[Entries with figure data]
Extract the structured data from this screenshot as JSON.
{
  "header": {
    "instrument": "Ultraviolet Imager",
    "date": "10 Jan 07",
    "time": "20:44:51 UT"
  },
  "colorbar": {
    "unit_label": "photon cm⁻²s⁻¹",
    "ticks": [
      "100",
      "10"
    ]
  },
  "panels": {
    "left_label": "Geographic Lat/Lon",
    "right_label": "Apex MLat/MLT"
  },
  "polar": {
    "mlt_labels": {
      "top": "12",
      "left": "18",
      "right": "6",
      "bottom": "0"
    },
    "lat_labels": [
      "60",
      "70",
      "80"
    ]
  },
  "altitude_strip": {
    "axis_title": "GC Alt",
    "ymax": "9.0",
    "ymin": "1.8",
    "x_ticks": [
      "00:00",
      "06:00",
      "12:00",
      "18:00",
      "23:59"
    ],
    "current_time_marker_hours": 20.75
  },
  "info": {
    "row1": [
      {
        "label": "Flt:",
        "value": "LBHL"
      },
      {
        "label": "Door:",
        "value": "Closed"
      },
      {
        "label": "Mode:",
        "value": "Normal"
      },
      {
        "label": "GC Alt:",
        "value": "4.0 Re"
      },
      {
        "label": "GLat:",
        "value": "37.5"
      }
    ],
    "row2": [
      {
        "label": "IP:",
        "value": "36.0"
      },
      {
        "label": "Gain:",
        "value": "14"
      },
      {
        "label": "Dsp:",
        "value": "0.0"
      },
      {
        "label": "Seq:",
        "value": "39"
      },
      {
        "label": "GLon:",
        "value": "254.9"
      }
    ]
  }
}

**JOB**:
Return each line where "value" shows up.

**OUTPUT BELOW**:
        "value": "LBHL"
        "value": "Closed"
        "value": "Normal"
        "value": "4.0 Re"
        "value": "37.5"
        "value": "36.0"
        "value": "14"
        "value": "0.0"
        "value": "39"
        "value": "254.9"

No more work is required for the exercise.